(begin)

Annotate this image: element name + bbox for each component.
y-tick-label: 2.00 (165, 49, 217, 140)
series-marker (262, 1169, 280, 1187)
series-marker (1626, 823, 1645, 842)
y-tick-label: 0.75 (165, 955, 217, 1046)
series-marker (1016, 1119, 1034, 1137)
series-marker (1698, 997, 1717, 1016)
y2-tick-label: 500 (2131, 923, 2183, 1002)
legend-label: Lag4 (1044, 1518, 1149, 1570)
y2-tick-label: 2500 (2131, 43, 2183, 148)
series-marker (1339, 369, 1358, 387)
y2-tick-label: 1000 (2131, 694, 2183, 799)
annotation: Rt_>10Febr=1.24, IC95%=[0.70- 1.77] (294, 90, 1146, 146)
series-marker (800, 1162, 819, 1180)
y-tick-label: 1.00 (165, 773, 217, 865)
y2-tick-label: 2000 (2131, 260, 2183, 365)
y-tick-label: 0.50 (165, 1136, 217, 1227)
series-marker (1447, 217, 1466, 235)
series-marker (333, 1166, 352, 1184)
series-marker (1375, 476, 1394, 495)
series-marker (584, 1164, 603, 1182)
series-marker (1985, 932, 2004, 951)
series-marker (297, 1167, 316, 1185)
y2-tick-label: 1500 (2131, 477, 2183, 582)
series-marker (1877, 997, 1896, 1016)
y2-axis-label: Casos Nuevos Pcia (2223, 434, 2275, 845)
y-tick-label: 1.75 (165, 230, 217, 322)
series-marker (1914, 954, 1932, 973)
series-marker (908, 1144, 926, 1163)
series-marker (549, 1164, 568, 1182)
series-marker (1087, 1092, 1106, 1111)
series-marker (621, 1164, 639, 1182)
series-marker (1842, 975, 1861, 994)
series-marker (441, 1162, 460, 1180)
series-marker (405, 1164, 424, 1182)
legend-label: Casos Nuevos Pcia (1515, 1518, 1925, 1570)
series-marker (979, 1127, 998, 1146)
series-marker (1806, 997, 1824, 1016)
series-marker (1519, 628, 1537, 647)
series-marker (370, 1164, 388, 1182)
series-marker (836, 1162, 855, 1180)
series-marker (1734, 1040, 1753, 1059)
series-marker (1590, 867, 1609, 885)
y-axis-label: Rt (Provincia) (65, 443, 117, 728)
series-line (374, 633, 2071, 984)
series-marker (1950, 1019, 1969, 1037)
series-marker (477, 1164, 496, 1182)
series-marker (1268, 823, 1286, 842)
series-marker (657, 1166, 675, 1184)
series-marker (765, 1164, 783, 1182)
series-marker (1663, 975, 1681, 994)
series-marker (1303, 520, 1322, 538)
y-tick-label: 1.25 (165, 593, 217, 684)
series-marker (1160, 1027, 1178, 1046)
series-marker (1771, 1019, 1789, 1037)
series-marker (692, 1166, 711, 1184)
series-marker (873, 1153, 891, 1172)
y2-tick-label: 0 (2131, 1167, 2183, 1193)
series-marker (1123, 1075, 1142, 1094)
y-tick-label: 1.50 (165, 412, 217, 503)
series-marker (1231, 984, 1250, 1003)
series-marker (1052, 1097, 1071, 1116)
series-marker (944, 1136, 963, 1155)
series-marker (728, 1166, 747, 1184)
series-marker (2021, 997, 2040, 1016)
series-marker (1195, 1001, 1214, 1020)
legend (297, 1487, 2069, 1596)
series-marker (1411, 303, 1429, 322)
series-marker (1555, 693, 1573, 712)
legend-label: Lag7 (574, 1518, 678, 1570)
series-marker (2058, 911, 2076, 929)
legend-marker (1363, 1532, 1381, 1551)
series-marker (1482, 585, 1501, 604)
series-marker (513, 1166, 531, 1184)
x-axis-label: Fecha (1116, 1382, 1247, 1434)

(end)

• CHALLENGE: Copy every line of the record above without changing anything.

• EXERCISE RESULT:
Annotate this image: element name + bbox for each component.
y-tick-label: 2.00 (165, 49, 217, 140)
series-marker (262, 1169, 280, 1187)
series-marker (1626, 823, 1645, 842)
y-tick-label: 0.75 (165, 955, 217, 1046)
series-marker (1016, 1119, 1034, 1137)
series-marker (1698, 997, 1717, 1016)
y2-tick-label: 500 (2131, 923, 2183, 1002)
legend-label: Lag4 (1044, 1518, 1149, 1570)
y2-tick-label: 2500 (2131, 43, 2183, 148)
series-marker (1339, 369, 1358, 387)
y2-tick-label: 1000 (2131, 694, 2183, 799)
annotation: Rt_>10Febr=1.24, IC95%=[0.70- 1.77] (294, 90, 1146, 146)
series-marker (800, 1162, 819, 1180)
y-tick-label: 1.00 (165, 773, 217, 865)
y2-tick-label: 2000 (2131, 260, 2183, 365)
y-tick-label: 0.50 (165, 1136, 217, 1227)
series-marker (1447, 217, 1466, 235)
series-marker (333, 1166, 352, 1184)
series-marker (1375, 476, 1394, 495)
series-marker (584, 1164, 603, 1182)
series-marker (1985, 932, 2004, 951)
series-marker (297, 1167, 316, 1185)
y2-tick-label: 1500 (2131, 477, 2183, 582)
series-marker (1877, 997, 1896, 1016)
y2-axis-label: Casos Nuevos Pcia (2223, 434, 2275, 845)
y-tick-label: 1.75 (165, 230, 217, 322)
series-marker (1914, 954, 1932, 973)
series-marker (908, 1144, 926, 1163)
series-marker (549, 1164, 568, 1182)
series-marker (1087, 1092, 1106, 1111)
series-marker (621, 1164, 639, 1182)
series-marker (1842, 975, 1861, 994)
series-marker (441, 1162, 460, 1180)
series-marker (405, 1164, 424, 1182)
legend-label: Casos Nuevos Pcia (1515, 1518, 1925, 1570)
series-marker (979, 1127, 998, 1146)
series-marker (1806, 997, 1824, 1016)
series-marker (1519, 628, 1537, 647)
series-marker (370, 1164, 388, 1182)
series-marker (836, 1162, 855, 1180)
series-marker (1734, 1040, 1753, 1059)
series-marker (1590, 867, 1609, 885)
y-axis-label: Rt (Provincia) (65, 443, 117, 728)
series-line (374, 633, 2071, 984)
series-marker (1950, 1019, 1969, 1037)
series-marker (477, 1164, 496, 1182)
series-marker (1268, 823, 1286, 842)
series-marker (657, 1166, 675, 1184)
series-marker (765, 1164, 783, 1182)
series-marker (1663, 975, 1681, 994)
series-marker (1303, 520, 1322, 538)
y-tick-label: 1.25 (165, 593, 217, 684)
series-marker (1160, 1027, 1178, 1046)
series-marker (1771, 1019, 1789, 1037)
series-marker (692, 1166, 711, 1184)
series-marker (873, 1153, 891, 1172)
y2-tick-label: 0 (2131, 1167, 2183, 1193)
series-marker (1123, 1075, 1142, 1094)
y-tick-label: 1.50 (165, 412, 217, 503)
series-marker (1231, 984, 1250, 1003)
series-marker (1052, 1097, 1071, 1116)
series-marker (944, 1136, 963, 1155)
series-marker (728, 1166, 747, 1184)
series-marker (2021, 997, 2040, 1016)
series-marker (1195, 1001, 1214, 1020)
legend (297, 1487, 2069, 1596)
series-marker (1411, 303, 1429, 322)
series-marker (1555, 693, 1573, 712)
legend-label: Lag7 (574, 1518, 678, 1570)
series-marker (2058, 911, 2076, 929)
legend-marker (1363, 1532, 1381, 1551)
series-marker (1482, 585, 1501, 604)
series-marker (513, 1166, 531, 1184)
x-axis-label: Fecha (1116, 1382, 1247, 1434)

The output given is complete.